TASK DIRECTIONS:
Among the following entries, count the lines that contain "Hoffman" and report only the result.

DATA LINES:
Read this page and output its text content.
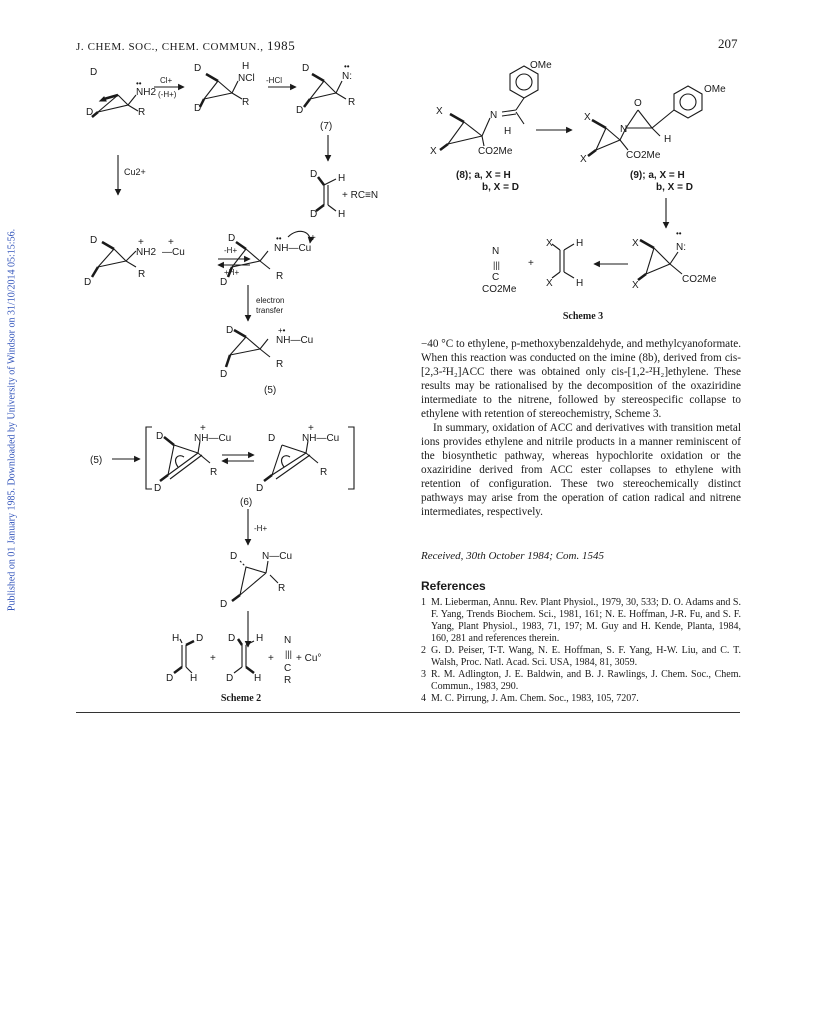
J. CHEM. SOC., CHEM. COMMUN., 1985	207
Published on 01 January 1985. Downloaded by University of Windsor on 31/10/2014 05:15:56.
D
D
••
NH2
R
Cl+
(-H+)
D
D
H
NCl
R
-HCl
D
D
••
N:
R
(7)
D H
D H
+ RC≡N
Cu2+
D
D
+ +
NH2 —Cu
R
-H+
+H+
D
D
••	+
NH—Cu
R
electron
transfer
D
D
+•
NH—Cu
R
(5)
(5)
D
D
+
NH—Cu
R
D
D
+
NH—Cu
R
(6)
-H+
D
D
N—Cu
R
H D
D H
+
D H
D H
+
N
|||
C
R
+ Cu°
Scheme 2
OMe
X
X
N
H
CO2Me
(8); a, X = H
b, X = D
OMe
O
N
H
X
X	CO2Me
(9); a, X = H
b, X = D
X
X
••
N:
CO2Me
X H
X H
+
N
|||
C
CO2Me
Scheme 3

−40 °C to ethylene, p-methoxybenzaldehyde, and methylcyanoformate. When this reaction was conducted on the imine (8b), derived from cis-[2,3-²H₂]ACC there was obtained only cis-[1,2-²H₂]ethylene. These results may be rationalised by the decomposition of the oxaziridine intermediate to the nitrene, followed by stereospecific collapse to ethylene with retention of stereochemistry, Scheme 3.

In summary, oxidation of ACC and derivatives with transition metal ions provides ethylene and nitrile products in a manner reminiscent of the biosynthetic pathway, whereas hypochlorite oxidation or the oxaziridine derived from ACC ester collapses to ethylene with retention of configuration. These two stereochemically distinct pathways may arise from the operation of cation radical and nitrene intermediates, respectively.

Received, 30th October 1984; Com. 1545
References
1 M. Lieberman, Annu. Rev. Plant Physiol., 1979, 30, 533; D. O. Adams and S. F. Yang, Trends Biochem. Sci., 1981, 161; N. E. Hoffman, J-R. Fu, and S. F. Yang, Plant Physiol., 1983, 71, 197; M. Guy and H. Kende, Planta, 1984, 160, 281 and references therein.
2 G. D. Peiser, T-T. Wang, N. E. Hoffman, S. F. Yang, H-W. Liu, and C. T. Walsh, Proc. Natl. Acad. Sci. USA, 1984, 81, 3059.
3 R. M. Adlington, J. E. Baldwin, and B. J. Rawlings, J. Chem. Soc., Chem. Commun., 1983, 290.
4 M. C. Pirrung, J. Am. Chem. Soc., 1983, 105, 7207.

THE SOLUTION:
2